--- begin Information supplied ---

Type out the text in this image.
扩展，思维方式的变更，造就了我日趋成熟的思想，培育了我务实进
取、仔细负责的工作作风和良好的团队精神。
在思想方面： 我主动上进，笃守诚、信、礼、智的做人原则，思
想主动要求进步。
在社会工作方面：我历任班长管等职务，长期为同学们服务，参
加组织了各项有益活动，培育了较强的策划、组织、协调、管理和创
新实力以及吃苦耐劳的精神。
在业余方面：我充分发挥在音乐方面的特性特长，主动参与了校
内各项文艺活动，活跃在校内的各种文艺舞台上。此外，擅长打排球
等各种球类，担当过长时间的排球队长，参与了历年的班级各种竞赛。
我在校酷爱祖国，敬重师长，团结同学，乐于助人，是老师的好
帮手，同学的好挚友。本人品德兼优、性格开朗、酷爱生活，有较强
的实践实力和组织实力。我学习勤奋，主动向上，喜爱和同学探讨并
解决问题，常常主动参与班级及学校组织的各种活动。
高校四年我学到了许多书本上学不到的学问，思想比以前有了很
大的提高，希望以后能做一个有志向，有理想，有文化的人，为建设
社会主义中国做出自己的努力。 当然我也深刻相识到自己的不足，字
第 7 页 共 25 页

--- end Information supplied ---

Given exercise:
Extract all the entries word for word.

Final result:
Type out the text in this image.
扩展，思维方式的变更，造就了我日趋成熟的思想，培育了我务实进
取、仔细负责的工作作风和良好的团队精神。
在思想方面： 我主动上进，笃守诚、信、礼、智的做人原则，思
想主动要求进步。
在社会工作方面：我历任班长管等职务，长期为同学们服务，参
加组织了各项有益活动，培育了较强的策划、组织、协调、管理和创
新实力以及吃苦耐劳的精神。
在业余方面：我充分发挥在音乐方面的特性特长，主动参与了校
内各项文艺活动，活跃在校内的各种文艺舞台上。此外，擅长打排球
等各种球类，担当过长时间的排球队长，参与了历年的班级各种竞赛。
我在校酷爱祖国，敬重师长，团结同学，乐于助人，是老师的好
帮手，同学的好挚友。本人品德兼优、性格开朗、酷爱生活，有较强
的实践实力和组织实力。我学习勤奋，主动向上，喜爱和同学探讨并
解决问题，常常主动参与班级及学校组织的各种活动。
高校四年我学到了许多书本上学不到的学问，思想比以前有了很
大的提高，希望以后能做一个有志向，有理想，有文化的人，为建设
社会主义中国做出自己的努力。 当然我也深刻相识到自己的不足，字
第 7 页 共 25 页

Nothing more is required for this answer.